BEGIN Excerpted records

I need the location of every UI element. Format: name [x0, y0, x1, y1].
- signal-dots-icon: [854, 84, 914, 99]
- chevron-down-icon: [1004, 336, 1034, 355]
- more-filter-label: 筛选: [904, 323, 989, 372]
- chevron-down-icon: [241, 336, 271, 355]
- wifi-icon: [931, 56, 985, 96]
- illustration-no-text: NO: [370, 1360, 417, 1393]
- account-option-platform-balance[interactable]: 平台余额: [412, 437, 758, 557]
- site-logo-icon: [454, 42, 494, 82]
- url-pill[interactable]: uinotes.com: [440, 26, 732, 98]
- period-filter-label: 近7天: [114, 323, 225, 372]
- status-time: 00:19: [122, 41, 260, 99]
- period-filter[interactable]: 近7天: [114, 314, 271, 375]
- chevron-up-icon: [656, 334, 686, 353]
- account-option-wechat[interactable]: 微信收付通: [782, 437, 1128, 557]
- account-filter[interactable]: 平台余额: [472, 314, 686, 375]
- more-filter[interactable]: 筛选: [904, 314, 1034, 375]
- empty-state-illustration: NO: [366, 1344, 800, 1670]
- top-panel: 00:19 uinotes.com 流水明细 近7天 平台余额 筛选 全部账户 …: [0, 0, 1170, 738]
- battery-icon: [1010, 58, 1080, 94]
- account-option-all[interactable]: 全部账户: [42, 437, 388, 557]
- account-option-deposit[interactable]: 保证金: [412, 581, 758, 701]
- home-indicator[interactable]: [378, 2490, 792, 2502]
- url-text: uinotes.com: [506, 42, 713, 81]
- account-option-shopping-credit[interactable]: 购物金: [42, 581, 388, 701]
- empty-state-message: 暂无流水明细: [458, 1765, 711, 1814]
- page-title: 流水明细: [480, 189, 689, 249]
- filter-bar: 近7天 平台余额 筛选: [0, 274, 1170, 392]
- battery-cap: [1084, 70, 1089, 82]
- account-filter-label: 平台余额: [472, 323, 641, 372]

END Excerpted records

Request
Could you copy out the whole listing above, line for line, with nothing changed?

Solution to the problem
I need the location of every UI element. Format: name [x0, y0, x1, y1].
- signal-dots-icon: [854, 84, 914, 99]
- chevron-down-icon: [1004, 336, 1034, 355]
- more-filter-label: 筛选: [904, 323, 989, 372]
- chevron-down-icon: [241, 336, 271, 355]
- wifi-icon: [931, 56, 985, 96]
- illustration-no-text: NO: [370, 1360, 417, 1393]
- account-option-platform-balance[interactable]: 平台余额: [412, 437, 758, 557]
- site-logo-icon: [454, 42, 494, 82]
- url-pill[interactable]: uinotes.com: [440, 26, 732, 98]
- period-filter-label: 近7天: [114, 323, 225, 372]
- status-time: 00:19: [122, 41, 260, 99]
- period-filter[interactable]: 近7天: [114, 314, 271, 375]
- chevron-up-icon: [656, 334, 686, 353]
- account-option-wechat[interactable]: 微信收付通: [782, 437, 1128, 557]
- account-filter[interactable]: 平台余额: [472, 314, 686, 375]
- more-filter[interactable]: 筛选: [904, 314, 1034, 375]
- empty-state-illustration: NO: [366, 1344, 800, 1670]
- top-panel: 00:19 uinotes.com 流水明细 近7天 平台余额 筛选 全部账户 …: [0, 0, 1170, 738]
- battery-icon: [1010, 58, 1080, 94]
- account-option-all[interactable]: 全部账户: [42, 437, 388, 557]
- account-option-deposit[interactable]: 保证金: [412, 581, 758, 701]
- home-indicator[interactable]: [378, 2490, 792, 2502]
- url-text: uinotes.com: [506, 42, 713, 81]
- account-option-shopping-credit[interactable]: 购物金: [42, 581, 388, 701]
- empty-state-message: 暂无流水明细: [458, 1765, 711, 1814]
- page-title: 流水明细: [480, 189, 689, 249]
- filter-bar: 近7天 平台余额 筛选: [0, 274, 1170, 392]
- battery-cap: [1084, 70, 1089, 82]
- account-filter-label: 平台余额: [472, 323, 641, 372]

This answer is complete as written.